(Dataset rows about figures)
──────
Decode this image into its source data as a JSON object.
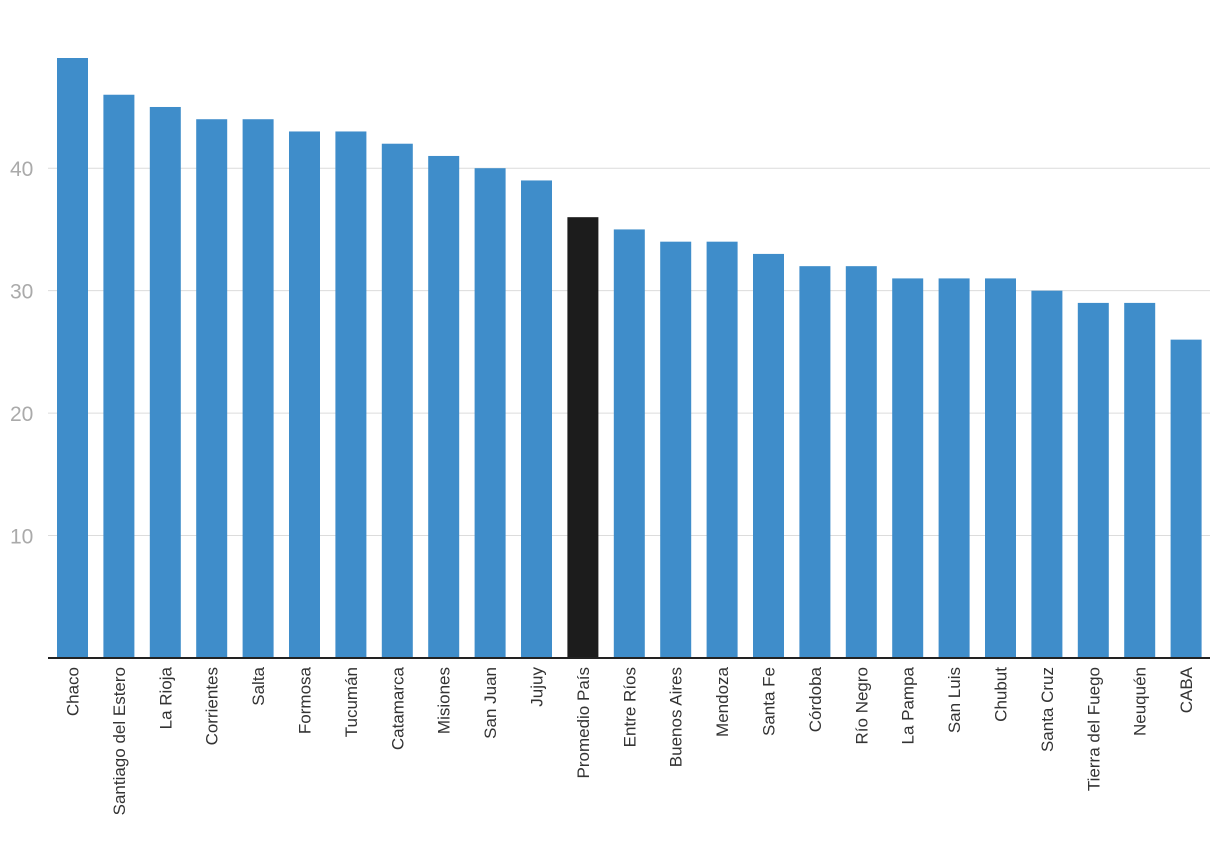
{
  "chart_data": {
    "type": "bar",
    "categories": [
      "Chaco",
      "Santiago del Estero",
      "La Rioja",
      "Corrientes",
      "Salta",
      "Formosa",
      "Tucumán",
      "Catamarca",
      "Misiones",
      "San Juan",
      "Jujuy",
      "Promedio País",
      "Entre Ríos",
      "Buenos Aires",
      "Mendoza",
      "Santa Fe",
      "Córdoba",
      "Río Negro",
      "La Pampa",
      "San Luis",
      "Chubut",
      "Santa Cruz",
      "Tierra del Fuego",
      "Neuquén",
      "CABA"
    ],
    "values": [
      49,
      46,
      45,
      44,
      44,
      43,
      43,
      42,
      41,
      40,
      39,
      36,
      35,
      34,
      34,
      33,
      32,
      32,
      31,
      31,
      31,
      30,
      29,
      29,
      26
    ],
    "title": "",
    "xlabel": "",
    "ylabel": "",
    "ylim": [
      0,
      49
    ],
    "yticks": [
      10,
      20,
      30,
      40
    ],
    "grid": true,
    "legend": "none",
    "colors": {
      "bar": "#3f8dca",
      "highlight": "#1c1c1c",
      "highlight_category": "Promedio País"
    }
  }
}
──────
■ GIVEN PROBLEM
Search the entries for the word "Promedio" and pick out every line that holds it.

■ FINISHED EXERCISE
      "Promedio País",
      "highlight_category": "Promedio País"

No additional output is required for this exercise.